Dataset entries:
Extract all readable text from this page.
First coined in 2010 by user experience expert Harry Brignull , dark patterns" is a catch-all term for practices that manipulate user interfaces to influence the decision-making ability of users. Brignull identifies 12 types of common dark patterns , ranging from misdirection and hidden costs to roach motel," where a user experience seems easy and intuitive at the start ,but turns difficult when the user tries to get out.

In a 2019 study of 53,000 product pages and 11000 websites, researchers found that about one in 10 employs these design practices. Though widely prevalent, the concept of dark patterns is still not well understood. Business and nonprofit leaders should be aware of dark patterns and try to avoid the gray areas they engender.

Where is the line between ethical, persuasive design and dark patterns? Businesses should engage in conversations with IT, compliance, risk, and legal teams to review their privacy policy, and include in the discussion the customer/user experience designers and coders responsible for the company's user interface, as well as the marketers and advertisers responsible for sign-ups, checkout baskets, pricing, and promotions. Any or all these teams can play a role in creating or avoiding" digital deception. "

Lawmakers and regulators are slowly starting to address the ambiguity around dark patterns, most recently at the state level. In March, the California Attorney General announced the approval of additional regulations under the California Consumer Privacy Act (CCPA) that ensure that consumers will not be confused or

* **TO BE DONE**
Retype the whole listing, matching it exactly.

* **CORRECT RESULT**
Extract all readable text from this page.
First coined in 2010 by user experience expert Harry Brignull , dark patterns" is a catch-all term for practices that manipulate user interfaces to influence the decision-making ability of users. Brignull identifies 12 types of common dark patterns , ranging from misdirection and hidden costs to roach motel," where a user experience seems easy and intuitive at the start ,but turns difficult when the user tries to get out.

In a 2019 study of 53,000 product pages and 11000 websites, researchers found that about one in 10 employs these design practices. Though widely prevalent, the concept of dark patterns is still not well understood. Business and nonprofit leaders should be aware of dark patterns and try to avoid the gray areas they engender.

Where is the line between ethical, persuasive design and dark patterns? Businesses should engage in conversations with IT, compliance, risk, and legal teams to review their privacy policy, and include in the discussion the customer/user experience designers and coders responsible for the company's user interface, as well as the marketers and advertisers responsible for sign-ups, checkout baskets, pricing, and promotions. Any or all these teams can play a role in creating or avoiding" digital deception. "

Lawmakers and regulators are slowly starting to address the ambiguity around dark patterns, most recently at the state level. In March, the California Attorney General announced the approval of additional regulations under the California Consumer Privacy Act (CCPA) that ensure that consumers will not be confused or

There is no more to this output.